═════ Recorded information

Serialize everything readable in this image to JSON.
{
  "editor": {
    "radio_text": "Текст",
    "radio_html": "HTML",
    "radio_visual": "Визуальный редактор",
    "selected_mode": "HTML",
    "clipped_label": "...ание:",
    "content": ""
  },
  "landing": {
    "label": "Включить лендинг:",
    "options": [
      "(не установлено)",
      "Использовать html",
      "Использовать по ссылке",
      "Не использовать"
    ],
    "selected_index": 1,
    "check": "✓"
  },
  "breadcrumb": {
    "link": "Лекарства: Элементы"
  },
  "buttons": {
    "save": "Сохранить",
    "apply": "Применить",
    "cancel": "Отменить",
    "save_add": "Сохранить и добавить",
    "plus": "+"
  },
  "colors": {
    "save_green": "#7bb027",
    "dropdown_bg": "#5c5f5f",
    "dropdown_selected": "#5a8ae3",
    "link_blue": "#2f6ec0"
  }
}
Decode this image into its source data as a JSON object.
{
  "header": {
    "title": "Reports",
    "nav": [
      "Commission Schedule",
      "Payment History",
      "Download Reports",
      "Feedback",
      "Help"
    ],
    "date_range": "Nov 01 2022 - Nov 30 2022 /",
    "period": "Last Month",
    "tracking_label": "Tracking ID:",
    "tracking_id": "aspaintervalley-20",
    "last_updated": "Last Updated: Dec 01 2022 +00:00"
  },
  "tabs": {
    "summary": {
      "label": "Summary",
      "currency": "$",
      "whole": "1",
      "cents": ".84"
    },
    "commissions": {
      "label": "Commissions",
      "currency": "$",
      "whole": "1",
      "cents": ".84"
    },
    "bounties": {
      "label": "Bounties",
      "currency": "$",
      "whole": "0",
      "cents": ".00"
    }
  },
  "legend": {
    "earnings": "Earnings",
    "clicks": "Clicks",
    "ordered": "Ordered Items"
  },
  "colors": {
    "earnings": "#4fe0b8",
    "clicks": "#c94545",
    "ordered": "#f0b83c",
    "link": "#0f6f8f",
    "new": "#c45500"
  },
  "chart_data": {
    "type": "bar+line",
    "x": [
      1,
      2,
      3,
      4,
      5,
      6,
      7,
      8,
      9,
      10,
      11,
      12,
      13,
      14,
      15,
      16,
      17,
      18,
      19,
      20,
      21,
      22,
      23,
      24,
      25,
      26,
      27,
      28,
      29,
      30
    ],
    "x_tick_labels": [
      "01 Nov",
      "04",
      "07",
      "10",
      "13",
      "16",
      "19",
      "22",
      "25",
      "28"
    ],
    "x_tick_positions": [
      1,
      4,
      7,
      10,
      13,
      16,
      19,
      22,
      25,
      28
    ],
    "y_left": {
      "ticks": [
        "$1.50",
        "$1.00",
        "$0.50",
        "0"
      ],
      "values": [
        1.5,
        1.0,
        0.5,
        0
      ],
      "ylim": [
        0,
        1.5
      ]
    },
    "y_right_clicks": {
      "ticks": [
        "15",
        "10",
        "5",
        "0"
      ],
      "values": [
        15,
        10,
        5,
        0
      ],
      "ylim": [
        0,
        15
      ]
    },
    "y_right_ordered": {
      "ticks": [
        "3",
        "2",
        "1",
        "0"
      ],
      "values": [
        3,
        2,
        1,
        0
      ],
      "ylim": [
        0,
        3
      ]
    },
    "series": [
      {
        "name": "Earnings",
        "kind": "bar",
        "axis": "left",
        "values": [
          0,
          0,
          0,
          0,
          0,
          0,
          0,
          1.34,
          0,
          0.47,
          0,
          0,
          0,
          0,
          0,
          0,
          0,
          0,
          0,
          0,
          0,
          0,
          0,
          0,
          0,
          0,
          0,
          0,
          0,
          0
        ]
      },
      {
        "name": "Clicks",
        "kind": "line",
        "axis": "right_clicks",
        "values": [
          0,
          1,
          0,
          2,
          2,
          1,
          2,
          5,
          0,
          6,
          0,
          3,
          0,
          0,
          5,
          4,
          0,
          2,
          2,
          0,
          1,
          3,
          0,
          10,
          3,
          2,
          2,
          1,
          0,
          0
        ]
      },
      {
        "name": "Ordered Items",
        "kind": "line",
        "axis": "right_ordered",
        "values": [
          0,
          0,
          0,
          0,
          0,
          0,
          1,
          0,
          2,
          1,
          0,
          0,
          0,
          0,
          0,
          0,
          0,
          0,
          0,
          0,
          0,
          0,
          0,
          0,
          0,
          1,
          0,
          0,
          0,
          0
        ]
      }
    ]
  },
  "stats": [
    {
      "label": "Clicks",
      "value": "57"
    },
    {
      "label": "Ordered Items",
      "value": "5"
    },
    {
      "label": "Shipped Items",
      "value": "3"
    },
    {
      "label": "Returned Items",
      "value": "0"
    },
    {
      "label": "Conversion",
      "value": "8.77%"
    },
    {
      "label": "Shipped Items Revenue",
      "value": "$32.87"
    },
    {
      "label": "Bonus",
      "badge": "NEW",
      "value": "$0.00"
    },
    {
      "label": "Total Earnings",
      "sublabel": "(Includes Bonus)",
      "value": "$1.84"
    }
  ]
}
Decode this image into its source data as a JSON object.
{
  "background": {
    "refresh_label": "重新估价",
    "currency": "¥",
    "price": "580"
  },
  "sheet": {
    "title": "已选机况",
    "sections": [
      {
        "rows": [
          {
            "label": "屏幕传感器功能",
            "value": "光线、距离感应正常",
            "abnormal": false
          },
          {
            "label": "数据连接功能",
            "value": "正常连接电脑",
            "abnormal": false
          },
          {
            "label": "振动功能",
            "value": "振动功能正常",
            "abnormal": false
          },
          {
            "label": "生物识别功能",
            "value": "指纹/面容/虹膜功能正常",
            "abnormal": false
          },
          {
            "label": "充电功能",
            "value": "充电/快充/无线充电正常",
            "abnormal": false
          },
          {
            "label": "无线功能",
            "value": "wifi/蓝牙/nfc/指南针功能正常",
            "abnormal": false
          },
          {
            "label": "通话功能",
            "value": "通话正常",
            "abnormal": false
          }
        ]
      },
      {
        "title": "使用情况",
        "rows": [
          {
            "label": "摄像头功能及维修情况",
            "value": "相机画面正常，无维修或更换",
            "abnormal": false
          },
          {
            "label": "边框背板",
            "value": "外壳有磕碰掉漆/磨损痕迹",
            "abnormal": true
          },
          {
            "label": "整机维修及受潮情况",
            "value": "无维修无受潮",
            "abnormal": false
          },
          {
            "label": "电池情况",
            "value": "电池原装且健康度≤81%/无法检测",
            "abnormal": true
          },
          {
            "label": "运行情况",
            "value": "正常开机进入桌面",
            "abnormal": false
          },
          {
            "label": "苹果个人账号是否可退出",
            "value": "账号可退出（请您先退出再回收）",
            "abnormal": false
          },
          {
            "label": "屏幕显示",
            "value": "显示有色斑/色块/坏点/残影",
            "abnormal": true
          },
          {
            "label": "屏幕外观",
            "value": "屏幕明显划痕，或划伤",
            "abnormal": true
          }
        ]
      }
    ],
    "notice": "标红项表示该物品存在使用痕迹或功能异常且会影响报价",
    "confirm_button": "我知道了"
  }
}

══════════

▶ [Problem description] Make an exact copy of every line in the data.

▶ [Result of this task]
Serialize everything readable in this image to JSON.
{
  "editor": {
    "radio_text": "Текст",
    "radio_html": "HTML",
    "radio_visual": "Визуальный редактор",
    "selected_mode": "HTML",
    "clipped_label": "...ание:",
    "content": ""
  },
  "landing": {
    "label": "Включить лендинг:",
    "options": [
      "(не установлено)",
      "Использовать html",
      "Использовать по ссылке",
      "Не использовать"
    ],
    "selected_index": 1,
    "check": "✓"
  },
  "breadcrumb": {
    "link": "Лекарства: Элементы"
  },
  "buttons": {
    "save": "Сохранить",
    "apply": "Применить",
    "cancel": "Отменить",
    "save_add": "Сохранить и добавить",
    "plus": "+"
  },
  "colors": {
    "save_green": "#7bb027",
    "dropdown_bg": "#5c5f5f",
    "dropdown_selected": "#5a8ae3",
    "link_blue": "#2f6ec0"
  }
}
Decode this image into its source data as a JSON object.
{
  "header": {
    "title": "Reports",
    "nav": [
      "Commission Schedule",
      "Payment History",
      "Download Reports",
      "Feedback",
      "Help"
    ],
    "date_range": "Nov 01 2022 - Nov 30 2022 /",
    "period": "Last Month",
    "tracking_label": "Tracking ID:",
    "tracking_id": "aspaintervalley-20",
    "last_updated": "Last Updated: Dec 01 2022 +00:00"
  },
  "tabs": {
    "summary": {
      "label": "Summary",
      "currency": "$",
      "whole": "1",
      "cents": ".84"
    },
    "commissions": {
      "label": "Commissions",
      "currency": "$",
      "whole": "1",
      "cents": ".84"
    },
    "bounties": {
      "label": "Bounties",
      "currency": "$",
      "whole": "0",
      "cents": ".00"
    }
  },
  "legend": {
    "earnings": "Earnings",
    "clicks": "Clicks",
    "ordered": "Ordered Items"
  },
  "colors": {
    "earnings": "#4fe0b8",
    "clicks": "#c94545",
    "ordered": "#f0b83c",
    "link": "#0f6f8f",
    "new": "#c45500"
  },
  "chart_data": {
    "type": "bar+line",
    "x": [
      1,
      2,
      3,
      4,
      5,
      6,
      7,
      8,
      9,
      10,
      11,
      12,
      13,
      14,
      15,
      16,
      17,
      18,
      19,
      20,
      21,
      22,
      23,
      24,
      25,
      26,
      27,
      28,
      29,
      30
    ],
    "x_tick_labels": [
      "01 Nov",
      "04",
      "07",
      "10",
      "13",
      "16",
      "19",
      "22",
      "25",
      "28"
    ],
    "x_tick_positions": [
      1,
      4,
      7,
      10,
      13,
      16,
      19,
      22,
      25,
      28
    ],
    "y_left": {
      "ticks": [
        "$1.50",
        "$1.00",
        "$0.50",
        "0"
      ],
      "values": [
        1.5,
        1.0,
        0.5,
        0
      ],
      "ylim": [
        0,
        1.5
      ]
    },
    "y_right_clicks": {
      "ticks": [
        "15",
        "10",
        "5",
        "0"
      ],
      "values": [
        15,
        10,
        5,
        0
      ],
      "ylim": [
        0,
        15
      ]
    },
    "y_right_ordered": {
      "ticks": [
        "3",
        "2",
        "1",
        "0"
      ],
      "values": [
        3,
        2,
        1,
        0
      ],
      "ylim": [
        0,
        3
      ]
    },
    "series": [
      {
        "name": "Earnings",
        "kind": "bar",
        "axis": "left",
        "values": [
          0,
          0,
          0,
          0,
          0,
          0,
          0,
          1.34,
          0,
          0.47,
          0,
          0,
          0,
          0,
          0,
          0,
          0,
          0,
          0,
          0,
          0,
          0,
          0,
          0,
          0,
          0,
          0,
          0,
          0,
          0
        ]
      },
      {
        "name": "Clicks",
        "kind": "line",
        "axis": "right_clicks",
        "values": [
          0,
          1,
          0,
          2,
          2,
          1,
          2,
          5,
          0,
          6,
          0,
          3,
          0,
          0,
          5,
          4,
          0,
          2,
          2,
          0,
          1,
          3,
          0,
          10,
          3,
          2,
          2,
          1,
          0,
          0
        ]
      },
      {
        "name": "Ordered Items",
        "kind": "line",
        "axis": "right_ordered",
        "values": [
          0,
          0,
          0,
          0,
          0,
          0,
          1,
          0,
          2,
          1,
          0,
          0,
          0,
          0,
          0,
          0,
          0,
          0,
          0,
          0,
          0,
          0,
          0,
          0,
          0,
          1,
          0,
          0,
          0,
          0
        ]
      }
    ]
  },
  "stats": [
    {
      "label": "Clicks",
      "value": "57"
    },
    {
      "label": "Ordered Items",
      "value": "5"
    },
    {
      "label": "Shipped Items",
      "value": "3"
    },
    {
      "label": "Returned Items",
      "value": "0"
    },
    {
      "label": "Conversion",
      "value": "8.77%"
    },
    {
      "label": "Shipped Items Revenue",
      "value": "$32.87"
    },
    {
      "label": "Bonus",
      "badge": "NEW",
      "value": "$0.00"
    },
    {
      "label": "Total Earnings",
      "sublabel": "(Includes Bonus)",
      "value": "$1.84"
    }
  ]
}
Decode this image into its source data as a JSON object.
{
  "background": {
    "refresh_label": "重新估价",
    "currency": "¥",
    "price": "580"
  },
  "sheet": {
    "title": "已选机况",
    "sections": [
      {
        "rows": [
          {
            "label": "屏幕传感器功能",
            "value": "光线、距离感应正常",
            "abnormal": false
          },
          {
            "label": "数据连接功能",
            "value": "正常连接电脑",
            "abnormal": false
          },
          {
            "label": "振动功能",
            "value": "振动功能正常",
            "abnormal": false
          },
          {
            "label": "生物识别功能",
            "value": "指纹/面容/虹膜功能正常",
            "abnormal": false
          },
          {
            "label": "充电功能",
            "value": "充电/快充/无线充电正常",
            "abnormal": false
          },
          {
            "label": "无线功能",
            "value": "wifi/蓝牙/nfc/指南针功能正常",
            "abnormal": false
          },
          {
            "label": "通话功能",
            "value": "通话正常",
            "abnormal": false
          }
        ]
      },
      {
        "title": "使用情况",
        "rows": [
          {
            "label": "摄像头功能及维修情况",
            "value": "相机画面正常，无维修或更换",
            "abnormal": false
          },
          {
            "label": "边框背板",
            "value": "外壳有磕碰掉漆/磨损痕迹",
            "abnormal": true
          },
          {
            "label": "整机维修及受潮情况",
            "value": "无维修无受潮",
            "abnormal": false
          },
          {
            "label": "电池情况",
            "value": "电池原装且健康度≤81%/无法检测",
            "abnormal": true
          },
          {
            "label": "运行情况",
            "value": "正常开机进入桌面",
            "abnormal": false
          },
          {
            "label": "苹果个人账号是否可退出",
            "value": "账号可退出（请您先退出再回收）",
            "abnormal": false
          },
          {
            "label": "屏幕显示",
            "value": "显示有色斑/色块/坏点/残影",
            "abnormal": true
          },
          {
            "label": "屏幕外观",
            "value": "屏幕明显划痕，或划伤",
            "abnormal": true
          }
        ]
      }
    ],
    "notice": "标红项表示该物品存在使用痕迹或功能异常且会影响报价",
    "confirm_button": "我知道了"
  }
}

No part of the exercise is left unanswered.